[Stored items from a collection]
──────────

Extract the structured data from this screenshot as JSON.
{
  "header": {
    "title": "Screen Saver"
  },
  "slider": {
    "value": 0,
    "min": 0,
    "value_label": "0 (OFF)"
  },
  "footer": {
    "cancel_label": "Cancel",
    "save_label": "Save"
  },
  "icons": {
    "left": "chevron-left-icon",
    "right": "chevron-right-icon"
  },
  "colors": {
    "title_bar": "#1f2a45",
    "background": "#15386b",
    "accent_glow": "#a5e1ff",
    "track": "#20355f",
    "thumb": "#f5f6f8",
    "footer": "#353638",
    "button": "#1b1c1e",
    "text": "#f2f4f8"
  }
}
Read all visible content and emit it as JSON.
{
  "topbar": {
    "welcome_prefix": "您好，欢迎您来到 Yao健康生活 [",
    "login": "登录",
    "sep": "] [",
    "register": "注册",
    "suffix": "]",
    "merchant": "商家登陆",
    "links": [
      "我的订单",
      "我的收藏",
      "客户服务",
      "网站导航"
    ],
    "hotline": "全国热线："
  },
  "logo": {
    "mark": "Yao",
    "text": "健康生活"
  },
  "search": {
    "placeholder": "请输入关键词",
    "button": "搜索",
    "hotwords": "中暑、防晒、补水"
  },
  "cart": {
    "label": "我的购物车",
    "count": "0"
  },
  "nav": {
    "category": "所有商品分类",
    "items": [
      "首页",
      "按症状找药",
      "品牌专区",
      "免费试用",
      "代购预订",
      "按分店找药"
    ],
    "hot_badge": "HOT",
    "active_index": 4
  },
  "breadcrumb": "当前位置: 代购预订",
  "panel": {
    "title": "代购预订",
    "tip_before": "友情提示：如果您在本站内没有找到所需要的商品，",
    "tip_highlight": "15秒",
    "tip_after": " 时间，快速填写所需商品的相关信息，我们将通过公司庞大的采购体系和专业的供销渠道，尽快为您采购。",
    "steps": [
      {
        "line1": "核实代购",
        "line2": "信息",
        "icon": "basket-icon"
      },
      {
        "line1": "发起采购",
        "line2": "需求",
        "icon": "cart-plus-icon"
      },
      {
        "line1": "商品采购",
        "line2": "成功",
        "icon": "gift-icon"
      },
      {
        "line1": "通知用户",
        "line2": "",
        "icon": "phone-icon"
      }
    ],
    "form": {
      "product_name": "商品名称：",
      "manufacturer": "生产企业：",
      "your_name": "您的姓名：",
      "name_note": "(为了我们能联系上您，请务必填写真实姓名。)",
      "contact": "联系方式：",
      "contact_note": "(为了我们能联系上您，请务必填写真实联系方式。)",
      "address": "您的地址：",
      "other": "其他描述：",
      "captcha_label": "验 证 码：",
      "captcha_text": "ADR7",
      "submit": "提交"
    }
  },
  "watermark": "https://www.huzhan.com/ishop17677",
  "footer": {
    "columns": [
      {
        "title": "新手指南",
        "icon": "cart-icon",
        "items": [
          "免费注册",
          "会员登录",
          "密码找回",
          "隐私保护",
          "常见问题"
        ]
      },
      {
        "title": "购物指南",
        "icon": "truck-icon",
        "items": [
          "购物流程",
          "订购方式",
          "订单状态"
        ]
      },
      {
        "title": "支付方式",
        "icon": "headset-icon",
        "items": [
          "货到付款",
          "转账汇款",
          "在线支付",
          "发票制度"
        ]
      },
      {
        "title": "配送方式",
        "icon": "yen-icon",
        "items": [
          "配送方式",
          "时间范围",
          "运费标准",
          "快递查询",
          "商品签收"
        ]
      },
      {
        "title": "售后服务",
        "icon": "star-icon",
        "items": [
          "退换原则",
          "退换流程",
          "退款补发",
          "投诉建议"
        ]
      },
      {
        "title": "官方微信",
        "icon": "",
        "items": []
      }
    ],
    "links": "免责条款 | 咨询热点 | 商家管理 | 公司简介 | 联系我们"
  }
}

──────────

**DO THIS:**
Copy each entry exactly, with nothing added or dropped.

**CORRECT RESPONSE:**
Extract the structured data from this screenshot as JSON.
{
  "header": {
    "title": "Screen Saver"
  },
  "slider": {
    "value": 0,
    "min": 0,
    "value_label": "0 (OFF)"
  },
  "footer": {
    "cancel_label": "Cancel",
    "save_label": "Save"
  },
  "icons": {
    "left": "chevron-left-icon",
    "right": "chevron-right-icon"
  },
  "colors": {
    "title_bar": "#1f2a45",
    "background": "#15386b",
    "accent_glow": "#a5e1ff",
    "track": "#20355f",
    "thumb": "#f5f6f8",
    "footer": "#353638",
    "button": "#1b1c1e",
    "text": "#f2f4f8"
  }
}
Read all visible content and emit it as JSON.
{
  "topbar": {
    "welcome_prefix": "您好，欢迎您来到 Yao健康生活 [",
    "login": "登录",
    "sep": "] [",
    "register": "注册",
    "suffix": "]",
    "merchant": "商家登陆",
    "links": [
      "我的订单",
      "我的收藏",
      "客户服务",
      "网站导航"
    ],
    "hotline": "全国热线："
  },
  "logo": {
    "mark": "Yao",
    "text": "健康生活"
  },
  "search": {
    "placeholder": "请输入关键词",
    "button": "搜索",
    "hotwords": "中暑、防晒、补水"
  },
  "cart": {
    "label": "我的购物车",
    "count": "0"
  },
  "nav": {
    "category": "所有商品分类",
    "items": [
      "首页",
      "按症状找药",
      "品牌专区",
      "免费试用",
      "代购预订",
      "按分店找药"
    ],
    "hot_badge": "HOT",
    "active_index": 4
  },
  "breadcrumb": "当前位置: 代购预订",
  "panel": {
    "title": "代购预订",
    "tip_before": "友情提示：如果您在本站内没有找到所需要的商品，",
    "tip_highlight": "15秒",
    "tip_after": " 时间，快速填写所需商品的相关信息，我们将通过公司庞大的采购体系和专业的供销渠道，尽快为您采购。",
    "steps": [
      {
        "line1": "核实代购",
        "line2": "信息",
        "icon": "basket-icon"
      },
      {
        "line1": "发起采购",
        "line2": "需求",
        "icon": "cart-plus-icon"
      },
      {
        "line1": "商品采购",
        "line2": "成功",
        "icon": "gift-icon"
      },
      {
        "line1": "通知用户",
        "line2": "",
        "icon": "phone-icon"
      }
    ],
    "form": {
      "product_name": "商品名称：",
      "manufacturer": "生产企业：",
      "your_name": "您的姓名：",
      "name_note": "(为了我们能联系上您，请务必填写真实姓名。)",
      "contact": "联系方式：",
      "contact_note": "(为了我们能联系上您，请务必填写真实联系方式。)",
      "address": "您的地址：",
      "other": "其他描述：",
      "captcha_label": "验 证 码：",
      "captcha_text": "ADR7",
      "submit": "提交"
    }
  },
  "watermark": "https://www.huzhan.com/ishop17677",
  "footer": {
    "columns": [
      {
        "title": "新手指南",
        "icon": "cart-icon",
        "items": [
          "免费注册",
          "会员登录",
          "密码找回",
          "隐私保护",
          "常见问题"
        ]
      },
      {
        "title": "购物指南",
        "icon": "truck-icon",
        "items": [
          "购物流程",
          "订购方式",
          "订单状态"
        ]
      },
      {
        "title": "支付方式",
        "icon": "headset-icon",
        "items": [
          "货到付款",
          "转账汇款",
          "在线支付",
          "发票制度"
        ]
      },
      {
        "title": "配送方式",
        "icon": "yen-icon",
        "items": [
          "配送方式",
          "时间范围",
          "运费标准",
          "快递查询",
          "商品签收"
        ]
      },
      {
        "title": "售后服务",
        "icon": "star-icon",
        "items": [
          "退换原则",
          "退换流程",
          "退款补发",
          "投诉建议"
        ]
      },
      {
        "title": "官方微信",
        "icon": "",
        "items": []
      }
    ],
    "links": "免责条款 | 咨询热点 | 商家管理 | 公司简介 | 联系我们"
  }
}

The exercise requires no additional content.